[Start]
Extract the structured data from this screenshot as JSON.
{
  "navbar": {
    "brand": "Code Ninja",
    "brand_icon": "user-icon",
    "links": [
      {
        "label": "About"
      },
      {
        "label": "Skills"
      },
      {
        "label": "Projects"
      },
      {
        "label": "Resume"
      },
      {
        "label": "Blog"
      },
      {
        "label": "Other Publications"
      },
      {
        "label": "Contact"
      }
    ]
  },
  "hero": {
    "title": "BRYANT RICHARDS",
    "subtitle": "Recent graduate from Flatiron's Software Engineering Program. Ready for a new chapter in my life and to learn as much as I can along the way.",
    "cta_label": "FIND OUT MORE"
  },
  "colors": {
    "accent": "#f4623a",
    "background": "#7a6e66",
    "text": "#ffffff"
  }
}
[End]
REQUIRED TASK: Write out every record, exactly as written.

TASK OUTPUT:
Extract the structured data from this screenshot as JSON.
{
  "navbar": {
    "brand": "Code Ninja",
    "brand_icon": "user-icon",
    "links": [
      {
        "label": "About"
      },
      {
        "label": "Skills"
      },
      {
        "label": "Projects"
      },
      {
        "label": "Resume"
      },
      {
        "label": "Blog"
      },
      {
        "label": "Other Publications"
      },
      {
        "label": "Contact"
      }
    ]
  },
  "hero": {
    "title": "BRYANT RICHARDS",
    "subtitle": "Recent graduate from Flatiron's Software Engineering Program. Ready for a new chapter in my life and to learn as much as I can along the way.",
    "cta_label": "FIND OUT MORE"
  },
  "colors": {
    "accent": "#f4623a",
    "background": "#7a6e66",
    "text": "#ffffff"
  }
}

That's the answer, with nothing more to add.